* Task statement: Check every line below for the word "Escolher" and show those that hold it.

(Stored items from a collection)
□ □ □ □
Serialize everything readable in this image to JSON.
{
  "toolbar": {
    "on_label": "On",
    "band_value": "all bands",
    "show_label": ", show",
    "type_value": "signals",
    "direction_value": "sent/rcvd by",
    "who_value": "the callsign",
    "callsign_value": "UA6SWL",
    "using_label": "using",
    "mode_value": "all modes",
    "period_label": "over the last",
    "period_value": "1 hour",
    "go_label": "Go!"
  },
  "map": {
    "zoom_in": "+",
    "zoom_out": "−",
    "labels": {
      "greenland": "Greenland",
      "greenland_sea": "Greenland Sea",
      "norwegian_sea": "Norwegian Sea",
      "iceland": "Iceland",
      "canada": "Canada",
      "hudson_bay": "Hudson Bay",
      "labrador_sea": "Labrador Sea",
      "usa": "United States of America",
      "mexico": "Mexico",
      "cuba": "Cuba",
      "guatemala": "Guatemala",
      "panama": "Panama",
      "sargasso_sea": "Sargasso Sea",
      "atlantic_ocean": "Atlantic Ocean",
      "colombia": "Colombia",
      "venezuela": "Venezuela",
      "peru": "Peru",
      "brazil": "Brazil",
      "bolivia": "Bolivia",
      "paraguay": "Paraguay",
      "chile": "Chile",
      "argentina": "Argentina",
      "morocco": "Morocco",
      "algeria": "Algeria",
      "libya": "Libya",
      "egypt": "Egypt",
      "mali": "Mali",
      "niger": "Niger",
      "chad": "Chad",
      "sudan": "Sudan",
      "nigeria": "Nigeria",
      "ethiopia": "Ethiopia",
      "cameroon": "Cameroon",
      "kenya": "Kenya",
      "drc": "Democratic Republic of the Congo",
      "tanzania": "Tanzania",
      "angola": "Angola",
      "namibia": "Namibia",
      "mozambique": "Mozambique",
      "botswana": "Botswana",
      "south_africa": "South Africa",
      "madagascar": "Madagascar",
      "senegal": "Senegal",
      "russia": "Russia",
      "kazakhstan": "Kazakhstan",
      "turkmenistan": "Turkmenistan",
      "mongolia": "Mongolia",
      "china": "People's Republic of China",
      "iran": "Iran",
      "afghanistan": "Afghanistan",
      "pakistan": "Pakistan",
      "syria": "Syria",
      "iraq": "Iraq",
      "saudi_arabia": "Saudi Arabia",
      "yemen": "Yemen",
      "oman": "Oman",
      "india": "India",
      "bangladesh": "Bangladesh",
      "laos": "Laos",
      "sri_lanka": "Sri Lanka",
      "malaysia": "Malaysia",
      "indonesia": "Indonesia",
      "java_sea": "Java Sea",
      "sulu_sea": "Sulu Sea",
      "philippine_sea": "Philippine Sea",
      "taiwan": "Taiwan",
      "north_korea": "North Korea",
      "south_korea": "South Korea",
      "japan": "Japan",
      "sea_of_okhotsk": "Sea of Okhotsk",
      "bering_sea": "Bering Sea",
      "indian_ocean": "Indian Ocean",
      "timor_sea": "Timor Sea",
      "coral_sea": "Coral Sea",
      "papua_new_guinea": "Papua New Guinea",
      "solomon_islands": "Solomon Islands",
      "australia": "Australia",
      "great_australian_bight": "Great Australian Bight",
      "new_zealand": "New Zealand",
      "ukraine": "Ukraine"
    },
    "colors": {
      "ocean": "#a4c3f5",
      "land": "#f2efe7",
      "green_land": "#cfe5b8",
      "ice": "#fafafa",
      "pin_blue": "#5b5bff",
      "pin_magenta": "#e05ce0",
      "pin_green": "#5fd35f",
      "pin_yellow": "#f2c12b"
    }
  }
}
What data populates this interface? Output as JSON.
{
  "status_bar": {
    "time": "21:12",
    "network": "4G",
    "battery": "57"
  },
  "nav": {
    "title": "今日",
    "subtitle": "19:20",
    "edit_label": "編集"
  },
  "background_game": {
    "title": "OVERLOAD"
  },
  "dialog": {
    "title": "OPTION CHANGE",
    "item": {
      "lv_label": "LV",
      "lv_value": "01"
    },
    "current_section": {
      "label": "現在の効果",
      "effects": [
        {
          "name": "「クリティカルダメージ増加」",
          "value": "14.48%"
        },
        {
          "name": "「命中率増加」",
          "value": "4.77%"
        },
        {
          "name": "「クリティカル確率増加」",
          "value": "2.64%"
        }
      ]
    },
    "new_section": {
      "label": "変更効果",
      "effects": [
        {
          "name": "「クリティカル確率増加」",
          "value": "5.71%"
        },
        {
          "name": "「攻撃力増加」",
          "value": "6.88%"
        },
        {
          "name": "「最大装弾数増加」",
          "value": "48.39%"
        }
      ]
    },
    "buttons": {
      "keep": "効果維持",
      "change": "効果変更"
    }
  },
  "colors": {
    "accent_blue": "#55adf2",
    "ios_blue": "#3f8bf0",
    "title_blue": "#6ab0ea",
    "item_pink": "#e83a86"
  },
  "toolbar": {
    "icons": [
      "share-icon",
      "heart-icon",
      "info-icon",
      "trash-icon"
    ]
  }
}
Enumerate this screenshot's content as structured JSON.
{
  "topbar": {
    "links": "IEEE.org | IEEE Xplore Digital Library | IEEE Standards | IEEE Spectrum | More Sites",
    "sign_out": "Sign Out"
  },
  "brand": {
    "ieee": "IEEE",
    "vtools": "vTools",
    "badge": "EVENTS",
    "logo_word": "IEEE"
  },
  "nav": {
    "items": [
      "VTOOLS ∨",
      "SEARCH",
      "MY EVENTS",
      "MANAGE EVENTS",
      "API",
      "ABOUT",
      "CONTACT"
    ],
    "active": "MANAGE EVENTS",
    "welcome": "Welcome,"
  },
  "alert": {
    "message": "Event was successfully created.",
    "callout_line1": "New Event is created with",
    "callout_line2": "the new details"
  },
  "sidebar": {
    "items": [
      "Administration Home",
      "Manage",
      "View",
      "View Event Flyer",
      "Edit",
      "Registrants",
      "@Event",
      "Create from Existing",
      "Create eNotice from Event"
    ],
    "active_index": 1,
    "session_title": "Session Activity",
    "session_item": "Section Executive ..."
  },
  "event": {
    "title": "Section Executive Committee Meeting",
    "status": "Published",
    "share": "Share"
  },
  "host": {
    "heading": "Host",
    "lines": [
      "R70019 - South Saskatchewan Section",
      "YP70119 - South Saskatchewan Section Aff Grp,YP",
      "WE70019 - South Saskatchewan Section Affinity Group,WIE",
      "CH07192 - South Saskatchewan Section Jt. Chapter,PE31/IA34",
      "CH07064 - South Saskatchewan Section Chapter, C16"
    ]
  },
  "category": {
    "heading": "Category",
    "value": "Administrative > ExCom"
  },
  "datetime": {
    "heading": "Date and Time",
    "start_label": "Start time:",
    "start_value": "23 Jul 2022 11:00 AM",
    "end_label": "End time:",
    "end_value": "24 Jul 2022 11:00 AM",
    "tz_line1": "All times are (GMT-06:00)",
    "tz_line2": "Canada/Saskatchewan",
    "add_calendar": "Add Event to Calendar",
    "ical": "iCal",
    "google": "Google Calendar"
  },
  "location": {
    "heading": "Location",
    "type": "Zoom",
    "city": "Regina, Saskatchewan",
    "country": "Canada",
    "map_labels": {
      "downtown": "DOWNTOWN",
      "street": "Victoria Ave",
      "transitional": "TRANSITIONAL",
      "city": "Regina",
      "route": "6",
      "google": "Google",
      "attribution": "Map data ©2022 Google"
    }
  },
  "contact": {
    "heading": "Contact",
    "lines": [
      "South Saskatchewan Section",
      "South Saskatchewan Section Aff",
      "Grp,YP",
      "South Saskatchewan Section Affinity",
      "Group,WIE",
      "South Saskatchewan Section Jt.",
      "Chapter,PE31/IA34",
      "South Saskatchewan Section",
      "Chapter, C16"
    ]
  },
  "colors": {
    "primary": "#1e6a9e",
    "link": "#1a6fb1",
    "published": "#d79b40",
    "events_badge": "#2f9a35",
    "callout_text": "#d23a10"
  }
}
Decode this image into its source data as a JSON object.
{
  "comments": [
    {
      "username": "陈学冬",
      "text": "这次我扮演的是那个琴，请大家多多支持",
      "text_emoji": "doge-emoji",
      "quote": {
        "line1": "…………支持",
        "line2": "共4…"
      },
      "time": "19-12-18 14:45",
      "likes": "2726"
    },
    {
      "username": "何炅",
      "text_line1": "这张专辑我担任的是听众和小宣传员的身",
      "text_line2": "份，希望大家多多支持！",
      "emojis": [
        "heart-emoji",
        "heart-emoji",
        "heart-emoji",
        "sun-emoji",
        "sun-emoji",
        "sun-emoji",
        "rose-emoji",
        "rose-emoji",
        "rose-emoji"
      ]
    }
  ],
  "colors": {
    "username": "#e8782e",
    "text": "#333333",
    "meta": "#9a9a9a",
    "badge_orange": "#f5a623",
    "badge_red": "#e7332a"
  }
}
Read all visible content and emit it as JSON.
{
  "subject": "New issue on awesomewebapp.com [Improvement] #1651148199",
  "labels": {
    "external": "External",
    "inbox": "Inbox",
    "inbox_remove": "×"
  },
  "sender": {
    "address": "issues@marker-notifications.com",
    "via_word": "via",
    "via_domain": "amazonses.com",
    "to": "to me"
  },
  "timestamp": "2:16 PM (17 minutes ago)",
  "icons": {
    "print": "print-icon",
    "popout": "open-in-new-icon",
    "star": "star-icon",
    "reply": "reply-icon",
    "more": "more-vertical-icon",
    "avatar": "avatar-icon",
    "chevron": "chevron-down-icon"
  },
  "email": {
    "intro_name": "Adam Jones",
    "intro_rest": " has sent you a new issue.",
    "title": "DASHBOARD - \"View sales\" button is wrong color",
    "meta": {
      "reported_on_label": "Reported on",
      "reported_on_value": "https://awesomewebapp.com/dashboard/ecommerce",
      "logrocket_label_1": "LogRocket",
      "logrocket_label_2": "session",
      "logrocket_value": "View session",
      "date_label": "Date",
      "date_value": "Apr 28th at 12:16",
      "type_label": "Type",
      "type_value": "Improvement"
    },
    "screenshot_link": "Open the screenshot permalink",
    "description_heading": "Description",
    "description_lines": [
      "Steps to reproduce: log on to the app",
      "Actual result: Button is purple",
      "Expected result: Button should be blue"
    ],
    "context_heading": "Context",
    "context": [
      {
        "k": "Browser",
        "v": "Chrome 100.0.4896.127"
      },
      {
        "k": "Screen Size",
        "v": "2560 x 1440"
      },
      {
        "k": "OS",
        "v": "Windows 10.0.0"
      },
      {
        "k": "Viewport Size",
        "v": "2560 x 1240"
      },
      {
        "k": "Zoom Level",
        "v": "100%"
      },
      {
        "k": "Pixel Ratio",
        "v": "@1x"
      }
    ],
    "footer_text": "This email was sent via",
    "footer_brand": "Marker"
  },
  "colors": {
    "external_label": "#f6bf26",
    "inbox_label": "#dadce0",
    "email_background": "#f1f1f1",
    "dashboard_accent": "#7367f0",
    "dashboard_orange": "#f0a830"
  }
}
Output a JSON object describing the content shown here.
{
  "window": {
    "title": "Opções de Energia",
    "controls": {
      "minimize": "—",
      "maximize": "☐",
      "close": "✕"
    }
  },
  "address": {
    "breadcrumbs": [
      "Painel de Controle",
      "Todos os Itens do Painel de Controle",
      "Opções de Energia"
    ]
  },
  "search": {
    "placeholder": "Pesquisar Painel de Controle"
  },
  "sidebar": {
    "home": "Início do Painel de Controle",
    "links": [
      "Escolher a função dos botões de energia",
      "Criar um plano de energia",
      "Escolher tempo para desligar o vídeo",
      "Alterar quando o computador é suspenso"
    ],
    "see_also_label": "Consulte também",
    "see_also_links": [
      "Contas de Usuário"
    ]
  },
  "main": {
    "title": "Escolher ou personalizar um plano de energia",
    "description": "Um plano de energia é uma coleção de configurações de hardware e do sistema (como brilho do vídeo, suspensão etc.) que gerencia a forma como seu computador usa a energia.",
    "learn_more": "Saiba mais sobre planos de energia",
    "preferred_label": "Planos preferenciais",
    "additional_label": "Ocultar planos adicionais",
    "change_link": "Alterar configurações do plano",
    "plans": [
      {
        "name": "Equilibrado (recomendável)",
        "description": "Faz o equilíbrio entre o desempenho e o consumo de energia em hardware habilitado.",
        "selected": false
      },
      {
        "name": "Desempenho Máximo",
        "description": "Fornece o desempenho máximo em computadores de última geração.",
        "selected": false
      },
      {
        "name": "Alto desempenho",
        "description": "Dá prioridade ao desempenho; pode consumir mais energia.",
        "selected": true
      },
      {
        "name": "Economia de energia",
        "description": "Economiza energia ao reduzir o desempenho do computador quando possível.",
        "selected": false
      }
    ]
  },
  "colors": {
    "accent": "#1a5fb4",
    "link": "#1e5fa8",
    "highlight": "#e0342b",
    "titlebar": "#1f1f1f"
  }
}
□ □ □ □
* Exercise result:
      "Escolher a função dos botões de energia",
      "Escolher tempo para desligar o vídeo",
    "title": "Escolher ou personalizar um plano de energia",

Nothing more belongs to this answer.